---------- Extract to read
= Yvo Gaukes =

German physician

Yvo Gaukes (Latin: Yvonis; also Yves, Ivo) (c. 1660–1738) was a prominent physician who practised at Emden and can be counted among the iatromathematicians of his time. In his best-known theoretical publication, Dissertatio de medicina ad certitudinem mathematicam evehenda (1712) he developed a medical theory on the grounds of Cartesianism, proposing sizes and shapes for the main components of the Four Humors based on these largely philosophical considerations. Gaukes also popularized Species Lignorum, a variant of the numerous Guaiacum wood extracts that had been used to treat syphilis since the late 16th century.

Most of Gaukes' works in clinical medicine, which were largely published in Groningen and Amsterdam, are limited to case reports.

==Works by Yvo Gaukes==
- Disputatio medica inauguralis de epilepsia (1695)
--------------------
- What you will do
(1) According to the article on Yvo Gaukes, on what basis did he propose sizes and shapes for the main components of the Four Humors?
(2) List every alternative form of the physician's first name that the article on Yvo Gaukes gives.
The data that follows comes from a separate source and is unrelated to the article above.
---------- Material shown
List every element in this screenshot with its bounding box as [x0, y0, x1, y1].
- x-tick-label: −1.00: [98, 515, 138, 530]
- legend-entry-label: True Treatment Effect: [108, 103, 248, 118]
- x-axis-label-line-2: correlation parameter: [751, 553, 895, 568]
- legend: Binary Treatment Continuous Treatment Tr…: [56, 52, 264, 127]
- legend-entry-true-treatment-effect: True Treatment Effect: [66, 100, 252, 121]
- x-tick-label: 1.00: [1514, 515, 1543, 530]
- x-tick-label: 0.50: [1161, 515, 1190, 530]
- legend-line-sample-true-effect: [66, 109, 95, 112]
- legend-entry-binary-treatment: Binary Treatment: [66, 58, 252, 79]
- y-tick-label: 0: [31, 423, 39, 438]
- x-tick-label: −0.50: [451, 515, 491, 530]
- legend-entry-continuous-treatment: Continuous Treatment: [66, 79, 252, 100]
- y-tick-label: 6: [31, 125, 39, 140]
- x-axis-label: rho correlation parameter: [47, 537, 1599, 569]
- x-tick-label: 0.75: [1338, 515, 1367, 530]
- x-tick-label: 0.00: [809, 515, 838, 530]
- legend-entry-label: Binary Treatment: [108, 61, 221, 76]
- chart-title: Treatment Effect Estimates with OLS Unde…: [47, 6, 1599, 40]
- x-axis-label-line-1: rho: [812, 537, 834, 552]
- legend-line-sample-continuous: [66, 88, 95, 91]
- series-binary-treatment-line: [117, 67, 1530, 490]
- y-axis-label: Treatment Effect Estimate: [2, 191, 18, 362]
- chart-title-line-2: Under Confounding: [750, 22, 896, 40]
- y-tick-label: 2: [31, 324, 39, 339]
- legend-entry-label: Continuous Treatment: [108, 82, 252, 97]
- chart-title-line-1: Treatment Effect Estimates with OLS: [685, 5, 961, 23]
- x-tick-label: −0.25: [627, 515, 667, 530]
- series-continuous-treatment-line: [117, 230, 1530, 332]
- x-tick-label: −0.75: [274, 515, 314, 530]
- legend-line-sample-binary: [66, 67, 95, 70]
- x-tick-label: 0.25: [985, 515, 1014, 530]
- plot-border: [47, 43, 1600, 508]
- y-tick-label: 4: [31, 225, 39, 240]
--------------------
- Answers to the problems
(1) He proposed them on the grounds of Cartesianism, basing them on largely philosophical considerations. He set this out in his *Dissertatio de medicina ad certitudinem mathematicam evehenda* (1712).

(2)
- Yvonis (Latin)
- Yves
- Ivo